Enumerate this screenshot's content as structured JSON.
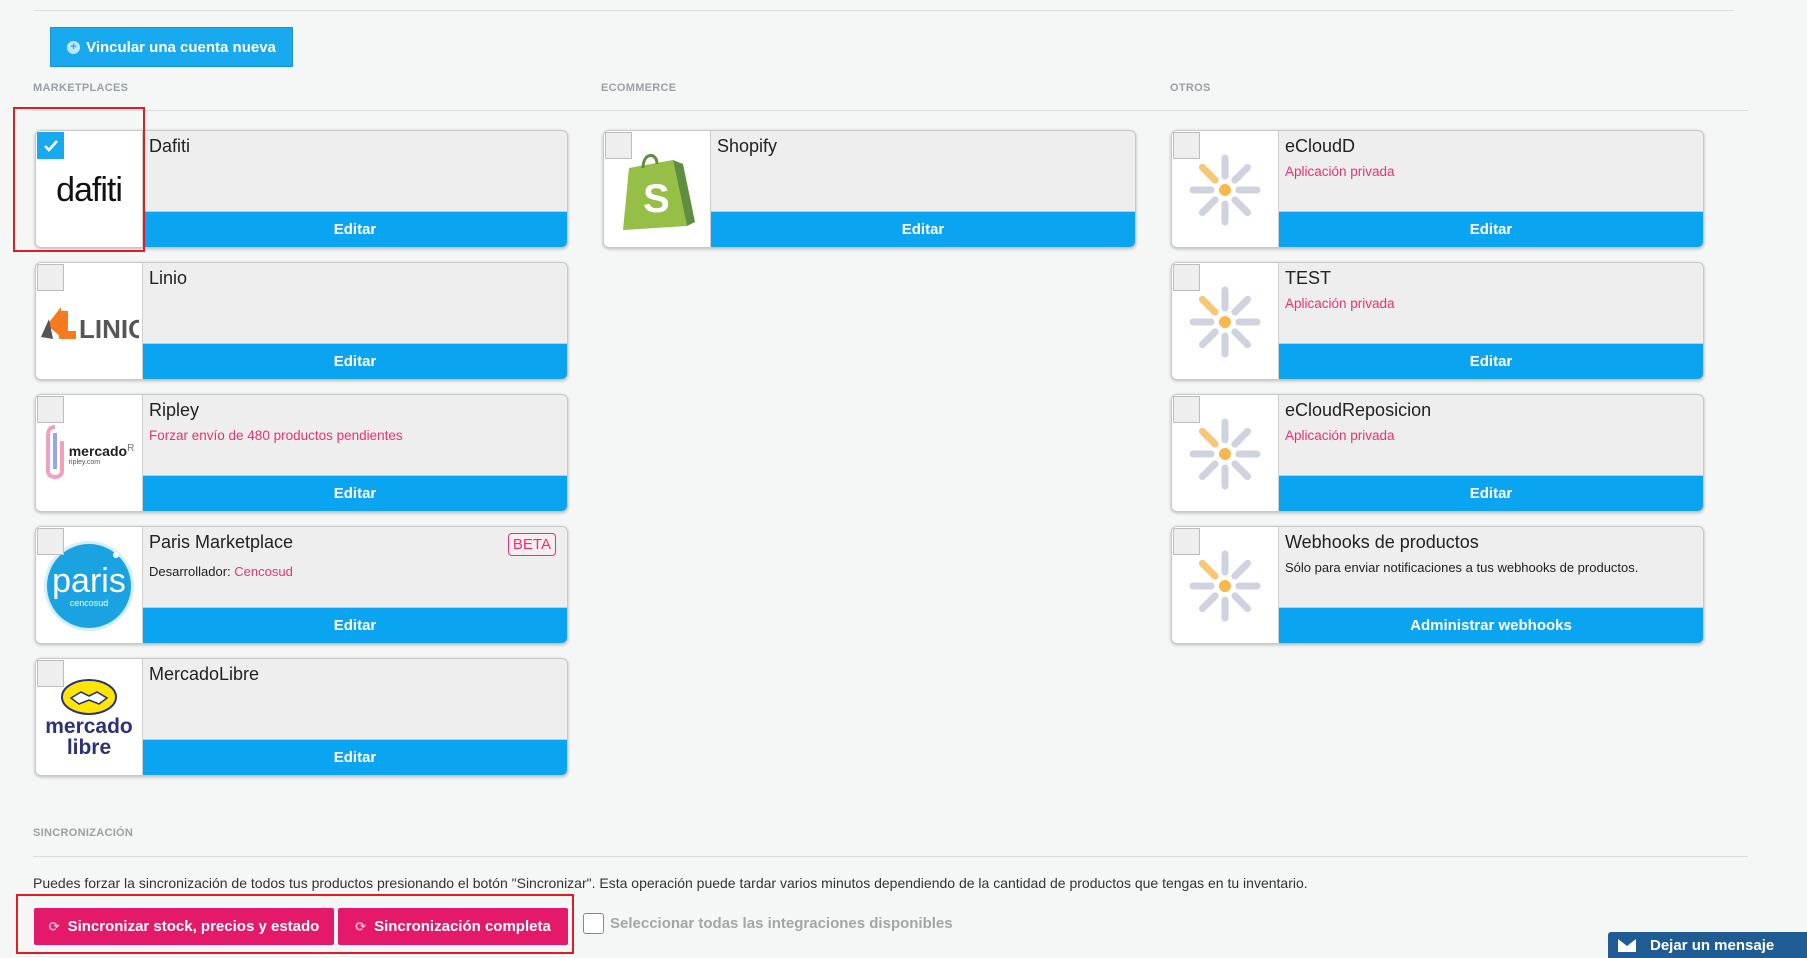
{
  "header": {
    "new_account_label": "Vincular una cuenta nueva"
  },
  "sections": {
    "marketplaces": "MARKETPLACES",
    "ecommerce": "ECOMMERCE",
    "otros": "OTROS"
  },
  "marketplaces": [
    {
      "name": "Dafiti",
      "logo_text": "dafiti",
      "subtitle": "",
      "checked": true,
      "action": "Editar"
    },
    {
      "name": "Linio",
      "logo_text": "LINIO",
      "subtitle": "",
      "checked": false,
      "action": "Editar"
    },
    {
      "name": "Ripley",
      "logo_text": "mercado",
      "logo_sup": "R",
      "logo_small": "ripley.com",
      "subtitle": "Forzar envío de 480 productos pendientes",
      "checked": false,
      "action": "Editar"
    },
    {
      "name": "Paris Marketplace",
      "logo_text": "paris",
      "logo_small": "cencosud",
      "subtitle_label": "Desarrollador:",
      "subtitle_value": "Cencosud",
      "badge": "BETA",
      "checked": false,
      "action": "Editar"
    },
    {
      "name": "MercadoLibre",
      "logo_text": "mercado",
      "logo_text2": "libre",
      "subtitle": "",
      "checked": false,
      "action": "Editar"
    }
  ],
  "ecommerce": [
    {
      "name": "Shopify",
      "logo_text": "S",
      "subtitle": "",
      "checked": false,
      "action": "Editar"
    }
  ],
  "otros": [
    {
      "name": "eCloudD",
      "subtitle": "Aplicación privada",
      "checked": false,
      "action": "Editar"
    },
    {
      "name": "TEST",
      "subtitle": "Aplicación privada",
      "checked": false,
      "action": "Editar"
    },
    {
      "name": "eCloudReposicion",
      "subtitle": "Aplicación privada",
      "checked": false,
      "action": "Editar"
    },
    {
      "name": "Webhooks de productos",
      "subtitle": "Sólo para enviar notificaciones a tus webhooks de productos.",
      "checked": false,
      "action": "Administrar webhooks"
    }
  ],
  "sync": {
    "title": "SINCRONIZACIÓN",
    "description": "Puedes forzar la sincronización de todos tus productos presionando el botón \"Sincronizar\". Esta operación puede tardar varios minutos dependiendo de la cantidad de productos que tengas en tu inventario.",
    "btn_stock": "Sincronizar stock, precios y estado",
    "btn_full": "Sincronización completa",
    "select_all": "Seleccionar todas las integraciones disponibles"
  },
  "chat": {
    "label": "Dejar un mensaje"
  },
  "colors": {
    "primary": "#0aa4f0",
    "accent": "#e5196a",
    "highlight": "#e31b23",
    "chat": "#1f5c93"
  }
}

=-=-=-=-=

■ **TASK TO CARRY OUT**:
With the pictures omitted, reproduce the records in full and exactly.

■ **WRITTEN SOLUTION**:
Enumerate this screenshot's content as structured JSON.
{
  "header": {
    "new_account_label": "Vincular una cuenta nueva"
  },
  "sections": {
    "marketplaces": "MARKETPLACES",
    "ecommerce": "ECOMMERCE",
    "otros": "OTROS"
  },
  "marketplaces": [
    {
      "name": "Dafiti",
      "logo_text": "dafiti",
      "subtitle": "",
      "checked": true,
      "action": "Editar"
    },
    {
      "name": "Linio",
      "logo_text": "LINIO",
      "subtitle": "",
      "checked": false,
      "action": "Editar"
    },
    {
      "name": "Ripley",
      "logo_text": "mercado",
      "logo_sup": "R",
      "logo_small": "ripley.com",
      "subtitle": "Forzar envío de 480 productos pendientes",
      "checked": false,
      "action": "Editar"
    },
    {
      "name": "Paris Marketplace",
      "logo_text": "paris",
      "logo_small": "cencosud",
      "subtitle_label": "Desarrollador:",
      "subtitle_value": "Cencosud",
      "badge": "BETA",
      "checked": false,
      "action": "Editar"
    },
    {
      "name": "MercadoLibre",
      "logo_text": "mercado",
      "logo_text2": "libre",
      "subtitle": "",
      "checked": false,
      "action": "Editar"
    }
  ],
  "ecommerce": [
    {
      "name": "Shopify",
      "logo_text": "S",
      "subtitle": "",
      "checked": false,
      "action": "Editar"
    }
  ],
  "otros": [
    {
      "name": "eCloudD",
      "subtitle": "Aplicación privada",
      "checked": false,
      "action": "Editar"
    },
    {
      "name": "TEST",
      "subtitle": "Aplicación privada",
      "checked": false,
      "action": "Editar"
    },
    {
      "name": "eCloudReposicion",
      "subtitle": "Aplicación privada",
      "checked": false,
      "action": "Editar"
    },
    {
      "name": "Webhooks de productos",
      "subtitle": "Sólo para enviar notificaciones a tus webhooks de productos.",
      "checked": false,
      "action": "Administrar webhooks"
    }
  ],
  "sync": {
    "title": "SINCRONIZACIÓN",
    "description": "Puedes forzar la sincronización de todos tus productos presionando el botón \"Sincronizar\". Esta operación puede tardar varios minutos dependiendo de la cantidad de productos que tengas en tu inventario.",
    "btn_stock": "Sincronizar stock, precios y estado",
    "btn_full": "Sincronización completa",
    "select_all": "Seleccionar todas las integraciones disponibles"
  },
  "chat": {
    "label": "Dejar un mensaje"
  },
  "colors": {
    "primary": "#0aa4f0",
    "accent": "#e5196a",
    "highlight": "#e31b23",
    "chat": "#1f5c93"
  }
}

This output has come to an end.